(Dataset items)
▼

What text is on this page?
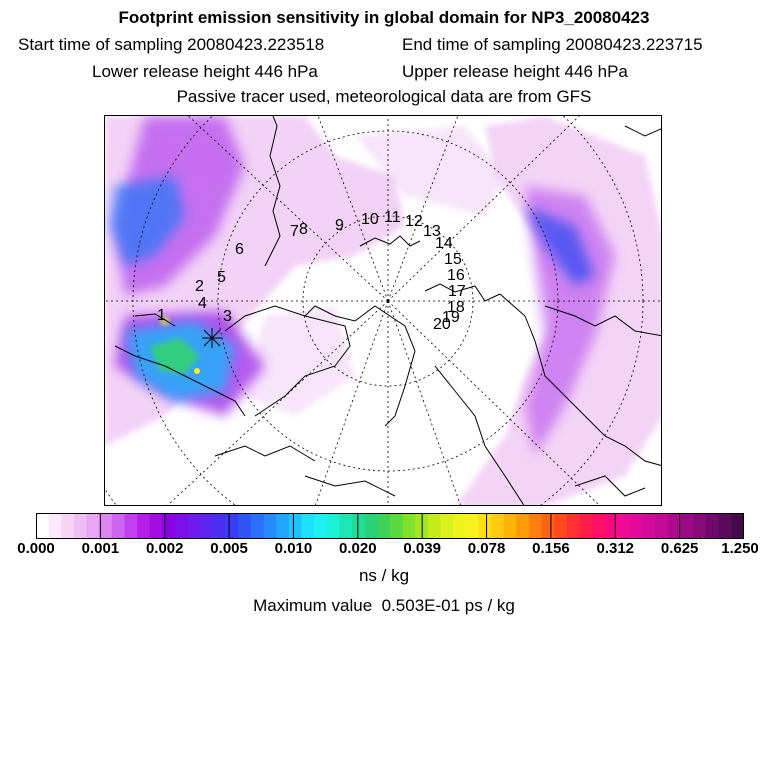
Footprint emission sensitivity in global domain for NP3_20080423
Start time of sampling 20080423.223518	End time of sampling 20080423.223715
Lower release height 446 hPa	Upper release height 446 hPa
Passive tracer used, meteorological data are from GFS
1
2
3
4
5
6
7 8 9 10 11 12
13
14
15
16
17
18
19
20
0.000 0.001 0.002 0.005 0.010 0.020 0.039 0.078 0.156 0.312 0.625 1.250
ns / kg
Maximum value  0.503E-01 ps / kg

▲

PROBLEM: Extract the full listing exactly, with the pictures left out.

SOLUTION FOR THIS TASK:
What text is on this page?
Footprint emission sensitivity in global domain for NP3_20080423
Start time of sampling 20080423.223518	End time of sampling 20080423.223715
Lower release height 446 hPa	Upper release height 446 hPa
Passive tracer used, meteorological data are from GFS
1
2
3
4
5
6
7 8 9 10 11 12
13
14
15
16
17
18
19
20
0.000 0.001 0.002 0.005 0.010 0.020 0.039 0.078 0.156 0.312 0.625 1.250
ns / kg
Maximum value  0.503E-01 ps / kg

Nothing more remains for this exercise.